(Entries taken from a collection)
-----

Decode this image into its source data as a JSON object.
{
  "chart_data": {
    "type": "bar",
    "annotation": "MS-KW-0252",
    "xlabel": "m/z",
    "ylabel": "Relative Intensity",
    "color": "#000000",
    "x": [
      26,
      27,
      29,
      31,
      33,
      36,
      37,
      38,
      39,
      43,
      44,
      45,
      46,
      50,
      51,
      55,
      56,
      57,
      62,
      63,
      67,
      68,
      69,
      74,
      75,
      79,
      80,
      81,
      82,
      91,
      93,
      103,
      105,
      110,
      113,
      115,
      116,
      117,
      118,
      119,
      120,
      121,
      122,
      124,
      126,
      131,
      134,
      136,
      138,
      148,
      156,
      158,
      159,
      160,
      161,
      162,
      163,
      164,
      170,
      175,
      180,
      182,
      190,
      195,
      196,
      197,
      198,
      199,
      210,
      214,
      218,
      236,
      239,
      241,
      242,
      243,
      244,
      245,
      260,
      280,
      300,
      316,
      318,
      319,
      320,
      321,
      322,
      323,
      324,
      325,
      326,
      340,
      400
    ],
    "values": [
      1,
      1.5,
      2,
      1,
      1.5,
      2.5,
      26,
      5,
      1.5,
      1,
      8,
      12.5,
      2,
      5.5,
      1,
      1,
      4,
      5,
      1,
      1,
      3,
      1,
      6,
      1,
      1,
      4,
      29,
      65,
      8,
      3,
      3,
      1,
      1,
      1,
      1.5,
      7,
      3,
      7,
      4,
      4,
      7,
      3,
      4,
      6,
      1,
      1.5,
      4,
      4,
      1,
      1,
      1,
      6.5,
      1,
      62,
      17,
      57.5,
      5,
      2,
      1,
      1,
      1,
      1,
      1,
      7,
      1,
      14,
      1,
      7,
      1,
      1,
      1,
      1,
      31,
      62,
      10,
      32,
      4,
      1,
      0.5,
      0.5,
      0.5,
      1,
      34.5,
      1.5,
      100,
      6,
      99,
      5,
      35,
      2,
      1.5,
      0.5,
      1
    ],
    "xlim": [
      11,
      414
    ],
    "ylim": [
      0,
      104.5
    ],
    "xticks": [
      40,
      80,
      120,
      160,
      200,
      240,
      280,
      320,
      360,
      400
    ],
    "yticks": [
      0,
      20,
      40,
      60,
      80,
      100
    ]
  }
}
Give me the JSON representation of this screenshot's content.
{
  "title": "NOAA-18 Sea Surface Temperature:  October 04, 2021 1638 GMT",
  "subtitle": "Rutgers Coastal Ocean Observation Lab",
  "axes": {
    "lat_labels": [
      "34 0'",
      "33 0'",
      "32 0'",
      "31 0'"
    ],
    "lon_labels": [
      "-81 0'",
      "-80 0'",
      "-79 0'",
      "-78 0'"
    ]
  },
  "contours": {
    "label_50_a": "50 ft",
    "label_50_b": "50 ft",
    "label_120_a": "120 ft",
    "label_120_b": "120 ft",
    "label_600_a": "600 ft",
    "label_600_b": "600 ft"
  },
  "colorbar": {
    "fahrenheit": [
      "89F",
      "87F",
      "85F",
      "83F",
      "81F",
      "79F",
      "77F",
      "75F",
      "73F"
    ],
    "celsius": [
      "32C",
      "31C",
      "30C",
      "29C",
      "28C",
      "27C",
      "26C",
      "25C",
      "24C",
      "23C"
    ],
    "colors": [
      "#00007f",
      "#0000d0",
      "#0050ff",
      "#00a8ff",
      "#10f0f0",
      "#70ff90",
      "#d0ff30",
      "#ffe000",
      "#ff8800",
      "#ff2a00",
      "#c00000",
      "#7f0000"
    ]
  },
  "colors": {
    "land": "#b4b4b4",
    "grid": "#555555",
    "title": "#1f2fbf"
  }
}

-----

Restate the data above word for word, please.

In response
Decode this image into its source data as a JSON object.
{
  "chart_data": {
    "type": "bar",
    "annotation": "MS-KW-0252",
    "xlabel": "m/z",
    "ylabel": "Relative Intensity",
    "color": "#000000",
    "x": [
      26,
      27,
      29,
      31,
      33,
      36,
      37,
      38,
      39,
      43,
      44,
      45,
      46,
      50,
      51,
      55,
      56,
      57,
      62,
      63,
      67,
      68,
      69,
      74,
      75,
      79,
      80,
      81,
      82,
      91,
      93,
      103,
      105,
      110,
      113,
      115,
      116,
      117,
      118,
      119,
      120,
      121,
      122,
      124,
      126,
      131,
      134,
      136,
      138,
      148,
      156,
      158,
      159,
      160,
      161,
      162,
      163,
      164,
      170,
      175,
      180,
      182,
      190,
      195,
      196,
      197,
      198,
      199,
      210,
      214,
      218,
      236,
      239,
      241,
      242,
      243,
      244,
      245,
      260,
      280,
      300,
      316,
      318,
      319,
      320,
      321,
      322,
      323,
      324,
      325,
      326,
      340,
      400
    ],
    "values": [
      1,
      1.5,
      2,
      1,
      1.5,
      2.5,
      26,
      5,
      1.5,
      1,
      8,
      12.5,
      2,
      5.5,
      1,
      1,
      4,
      5,
      1,
      1,
      3,
      1,
      6,
      1,
      1,
      4,
      29,
      65,
      8,
      3,
      3,
      1,
      1,
      1,
      1.5,
      7,
      3,
      7,
      4,
      4,
      7,
      3,
      4,
      6,
      1,
      1.5,
      4,
      4,
      1,
      1,
      1,
      6.5,
      1,
      62,
      17,
      57.5,
      5,
      2,
      1,
      1,
      1,
      1,
      1,
      7,
      1,
      14,
      1,
      7,
      1,
      1,
      1,
      1,
      31,
      62,
      10,
      32,
      4,
      1,
      0.5,
      0.5,
      0.5,
      1,
      34.5,
      1.5,
      100,
      6,
      99,
      5,
      35,
      2,
      1.5,
      0.5,
      1
    ],
    "xlim": [
      11,
      414
    ],
    "ylim": [
      0,
      104.5
    ],
    "xticks": [
      40,
      80,
      120,
      160,
      200,
      240,
      280,
      320,
      360,
      400
    ],
    "yticks": [
      0,
      20,
      40,
      60,
      80,
      100
    ]
  }
}
Give me the JSON representation of this screenshot's content.
{
  "title": "NOAA-18 Sea Surface Temperature:  October 04, 2021 1638 GMT",
  "subtitle": "Rutgers Coastal Ocean Observation Lab",
  "axes": {
    "lat_labels": [
      "34 0'",
      "33 0'",
      "32 0'",
      "31 0'"
    ],
    "lon_labels": [
      "-81 0'",
      "-80 0'",
      "-79 0'",
      "-78 0'"
    ]
  },
  "contours": {
    "label_50_a": "50 ft",
    "label_50_b": "50 ft",
    "label_120_a": "120 ft",
    "label_120_b": "120 ft",
    "label_600_a": "600 ft",
    "label_600_b": "600 ft"
  },
  "colorbar": {
    "fahrenheit": [
      "89F",
      "87F",
      "85F",
      "83F",
      "81F",
      "79F",
      "77F",
      "75F",
      "73F"
    ],
    "celsius": [
      "32C",
      "31C",
      "30C",
      "29C",
      "28C",
      "27C",
      "26C",
      "25C",
      "24C",
      "23C"
    ],
    "colors": [
      "#00007f",
      "#0000d0",
      "#0050ff",
      "#00a8ff",
      "#10f0f0",
      "#70ff90",
      "#d0ff30",
      "#ffe000",
      "#ff8800",
      "#ff2a00",
      "#c00000",
      "#7f0000"
    ]
  },
  "colors": {
    "land": "#b4b4b4",
    "grid": "#555555",
    "title": "#1f2fbf"
  }
}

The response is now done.